> Task: Within the material below, find each line bearing the word "rules" and present it.

(Data excerpts)
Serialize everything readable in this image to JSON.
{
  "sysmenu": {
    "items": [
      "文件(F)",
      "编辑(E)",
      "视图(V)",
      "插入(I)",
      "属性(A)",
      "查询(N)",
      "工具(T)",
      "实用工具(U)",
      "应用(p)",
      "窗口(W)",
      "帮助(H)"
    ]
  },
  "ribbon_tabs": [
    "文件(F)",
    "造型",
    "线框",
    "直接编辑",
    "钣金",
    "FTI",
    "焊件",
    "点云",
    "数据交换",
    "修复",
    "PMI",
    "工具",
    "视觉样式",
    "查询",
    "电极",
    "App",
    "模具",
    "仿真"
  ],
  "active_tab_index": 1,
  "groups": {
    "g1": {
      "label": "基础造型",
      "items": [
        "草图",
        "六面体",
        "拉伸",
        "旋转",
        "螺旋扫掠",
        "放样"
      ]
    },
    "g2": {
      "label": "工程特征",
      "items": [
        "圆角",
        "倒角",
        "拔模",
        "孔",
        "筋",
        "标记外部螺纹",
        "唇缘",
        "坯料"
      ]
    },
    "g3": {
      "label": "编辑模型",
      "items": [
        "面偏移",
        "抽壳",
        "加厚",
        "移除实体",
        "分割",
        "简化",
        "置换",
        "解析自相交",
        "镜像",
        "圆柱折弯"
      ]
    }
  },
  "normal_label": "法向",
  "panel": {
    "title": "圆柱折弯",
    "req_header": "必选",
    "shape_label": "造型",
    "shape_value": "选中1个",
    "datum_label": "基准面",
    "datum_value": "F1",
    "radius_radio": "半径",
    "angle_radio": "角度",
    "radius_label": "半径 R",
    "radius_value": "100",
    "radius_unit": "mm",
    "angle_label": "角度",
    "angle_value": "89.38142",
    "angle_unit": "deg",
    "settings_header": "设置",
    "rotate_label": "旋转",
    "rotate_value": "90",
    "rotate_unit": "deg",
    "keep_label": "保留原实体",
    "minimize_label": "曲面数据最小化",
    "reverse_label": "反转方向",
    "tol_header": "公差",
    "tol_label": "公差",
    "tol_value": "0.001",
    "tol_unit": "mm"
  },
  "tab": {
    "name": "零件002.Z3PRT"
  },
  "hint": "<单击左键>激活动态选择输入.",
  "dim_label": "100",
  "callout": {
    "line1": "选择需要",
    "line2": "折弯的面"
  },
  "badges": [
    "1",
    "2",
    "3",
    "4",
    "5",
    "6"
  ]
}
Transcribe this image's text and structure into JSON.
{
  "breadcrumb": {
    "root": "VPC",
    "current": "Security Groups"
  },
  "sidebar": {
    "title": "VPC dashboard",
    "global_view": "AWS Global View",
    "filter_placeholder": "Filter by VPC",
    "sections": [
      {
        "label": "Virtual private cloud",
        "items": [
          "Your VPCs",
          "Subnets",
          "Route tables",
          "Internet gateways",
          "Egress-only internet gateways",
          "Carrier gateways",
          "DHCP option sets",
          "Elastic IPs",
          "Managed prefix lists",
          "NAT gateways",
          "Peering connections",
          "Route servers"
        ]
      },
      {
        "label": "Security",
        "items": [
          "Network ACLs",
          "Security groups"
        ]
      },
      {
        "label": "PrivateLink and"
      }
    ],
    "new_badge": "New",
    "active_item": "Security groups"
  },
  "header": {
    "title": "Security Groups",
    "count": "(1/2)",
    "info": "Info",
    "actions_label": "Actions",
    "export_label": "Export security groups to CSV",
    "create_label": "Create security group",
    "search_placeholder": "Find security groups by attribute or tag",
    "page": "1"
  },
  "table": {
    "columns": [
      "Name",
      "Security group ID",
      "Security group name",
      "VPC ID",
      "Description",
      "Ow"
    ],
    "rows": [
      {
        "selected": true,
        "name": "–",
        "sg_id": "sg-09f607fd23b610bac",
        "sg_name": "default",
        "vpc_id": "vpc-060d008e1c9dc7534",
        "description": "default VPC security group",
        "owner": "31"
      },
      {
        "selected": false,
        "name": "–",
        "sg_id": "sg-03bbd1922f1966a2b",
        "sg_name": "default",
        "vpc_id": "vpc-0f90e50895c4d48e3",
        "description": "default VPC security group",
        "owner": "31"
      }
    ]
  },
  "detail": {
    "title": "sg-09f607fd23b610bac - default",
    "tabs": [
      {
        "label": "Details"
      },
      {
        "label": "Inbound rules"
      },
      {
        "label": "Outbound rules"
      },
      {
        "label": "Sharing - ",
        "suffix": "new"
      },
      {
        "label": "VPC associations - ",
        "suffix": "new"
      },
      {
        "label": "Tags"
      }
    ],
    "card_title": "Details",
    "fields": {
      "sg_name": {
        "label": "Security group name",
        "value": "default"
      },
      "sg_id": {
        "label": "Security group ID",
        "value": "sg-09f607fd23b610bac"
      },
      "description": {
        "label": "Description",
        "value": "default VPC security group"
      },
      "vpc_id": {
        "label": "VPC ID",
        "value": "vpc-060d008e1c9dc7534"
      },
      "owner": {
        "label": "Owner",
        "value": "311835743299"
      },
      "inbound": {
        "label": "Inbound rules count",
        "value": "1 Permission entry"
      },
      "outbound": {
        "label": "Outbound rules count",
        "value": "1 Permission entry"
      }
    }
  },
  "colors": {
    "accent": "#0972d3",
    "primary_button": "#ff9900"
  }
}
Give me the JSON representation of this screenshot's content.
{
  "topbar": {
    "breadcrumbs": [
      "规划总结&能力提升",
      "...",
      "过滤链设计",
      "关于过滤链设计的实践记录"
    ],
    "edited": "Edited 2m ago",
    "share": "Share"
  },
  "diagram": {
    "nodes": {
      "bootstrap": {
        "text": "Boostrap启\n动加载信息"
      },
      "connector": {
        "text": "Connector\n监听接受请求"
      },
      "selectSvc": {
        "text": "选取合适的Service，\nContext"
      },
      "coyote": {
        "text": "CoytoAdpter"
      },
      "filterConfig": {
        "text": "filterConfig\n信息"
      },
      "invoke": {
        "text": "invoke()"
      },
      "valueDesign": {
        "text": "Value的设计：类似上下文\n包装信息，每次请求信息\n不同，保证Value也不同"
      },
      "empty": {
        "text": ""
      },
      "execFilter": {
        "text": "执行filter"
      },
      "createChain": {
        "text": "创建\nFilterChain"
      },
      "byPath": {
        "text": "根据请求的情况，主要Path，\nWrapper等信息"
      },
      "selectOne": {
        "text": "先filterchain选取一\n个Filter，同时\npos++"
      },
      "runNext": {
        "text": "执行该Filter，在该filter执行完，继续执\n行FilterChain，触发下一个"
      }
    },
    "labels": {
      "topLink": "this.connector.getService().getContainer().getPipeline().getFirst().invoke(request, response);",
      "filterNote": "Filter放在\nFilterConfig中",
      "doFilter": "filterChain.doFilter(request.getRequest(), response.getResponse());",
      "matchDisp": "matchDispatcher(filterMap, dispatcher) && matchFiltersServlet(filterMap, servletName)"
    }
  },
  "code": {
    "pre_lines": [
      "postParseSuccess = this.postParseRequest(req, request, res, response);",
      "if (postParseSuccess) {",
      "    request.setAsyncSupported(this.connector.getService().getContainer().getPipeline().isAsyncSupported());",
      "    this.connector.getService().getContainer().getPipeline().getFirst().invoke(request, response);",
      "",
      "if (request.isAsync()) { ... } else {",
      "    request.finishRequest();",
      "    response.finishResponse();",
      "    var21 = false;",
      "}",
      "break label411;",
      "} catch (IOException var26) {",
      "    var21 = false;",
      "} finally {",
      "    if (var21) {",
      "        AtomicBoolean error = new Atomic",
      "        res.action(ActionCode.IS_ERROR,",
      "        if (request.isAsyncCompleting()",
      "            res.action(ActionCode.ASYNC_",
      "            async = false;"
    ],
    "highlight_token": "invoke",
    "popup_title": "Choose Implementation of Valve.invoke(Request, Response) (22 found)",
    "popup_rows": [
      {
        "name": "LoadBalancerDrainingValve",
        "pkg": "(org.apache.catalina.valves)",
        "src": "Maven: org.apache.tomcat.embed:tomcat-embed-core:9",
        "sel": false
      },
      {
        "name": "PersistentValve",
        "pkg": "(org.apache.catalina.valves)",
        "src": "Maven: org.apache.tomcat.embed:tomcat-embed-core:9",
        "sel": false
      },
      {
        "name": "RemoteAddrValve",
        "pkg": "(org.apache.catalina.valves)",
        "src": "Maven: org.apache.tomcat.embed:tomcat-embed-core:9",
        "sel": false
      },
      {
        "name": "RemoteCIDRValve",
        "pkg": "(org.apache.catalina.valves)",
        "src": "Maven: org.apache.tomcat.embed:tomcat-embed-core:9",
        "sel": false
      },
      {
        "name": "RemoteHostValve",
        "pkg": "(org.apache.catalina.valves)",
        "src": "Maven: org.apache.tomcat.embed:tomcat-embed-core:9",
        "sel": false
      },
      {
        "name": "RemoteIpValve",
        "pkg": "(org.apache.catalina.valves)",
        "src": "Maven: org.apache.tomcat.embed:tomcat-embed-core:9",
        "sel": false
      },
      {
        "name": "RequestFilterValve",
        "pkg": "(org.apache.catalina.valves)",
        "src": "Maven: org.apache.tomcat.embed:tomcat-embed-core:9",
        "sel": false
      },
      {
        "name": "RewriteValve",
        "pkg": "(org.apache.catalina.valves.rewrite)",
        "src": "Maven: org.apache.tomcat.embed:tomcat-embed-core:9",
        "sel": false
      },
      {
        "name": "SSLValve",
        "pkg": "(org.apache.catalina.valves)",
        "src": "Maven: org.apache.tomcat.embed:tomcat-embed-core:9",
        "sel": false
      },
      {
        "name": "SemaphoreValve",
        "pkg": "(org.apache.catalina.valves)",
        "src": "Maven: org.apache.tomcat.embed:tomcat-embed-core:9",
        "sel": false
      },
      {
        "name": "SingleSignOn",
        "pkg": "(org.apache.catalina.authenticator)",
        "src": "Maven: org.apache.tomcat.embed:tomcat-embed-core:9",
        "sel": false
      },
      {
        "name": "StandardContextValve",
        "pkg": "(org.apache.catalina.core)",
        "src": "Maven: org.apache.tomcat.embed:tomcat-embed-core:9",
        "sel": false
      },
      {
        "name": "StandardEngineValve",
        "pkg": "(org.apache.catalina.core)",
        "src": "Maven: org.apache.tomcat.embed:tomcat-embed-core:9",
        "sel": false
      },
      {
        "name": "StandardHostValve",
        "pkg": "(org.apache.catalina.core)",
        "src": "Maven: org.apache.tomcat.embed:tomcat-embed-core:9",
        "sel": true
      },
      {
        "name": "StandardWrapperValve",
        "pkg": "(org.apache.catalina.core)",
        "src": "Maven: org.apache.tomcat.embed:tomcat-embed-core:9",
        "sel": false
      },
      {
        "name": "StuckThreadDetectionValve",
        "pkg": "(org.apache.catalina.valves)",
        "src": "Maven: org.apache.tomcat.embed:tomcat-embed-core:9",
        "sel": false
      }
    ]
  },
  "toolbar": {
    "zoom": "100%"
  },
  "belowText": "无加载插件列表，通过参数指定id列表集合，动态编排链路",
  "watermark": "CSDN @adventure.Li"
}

> Answer:
        "label": "Inbound rules"
        "label": "Outbound rules"
        "label": "Inbound rules count",
        "label": "Outbound rules count",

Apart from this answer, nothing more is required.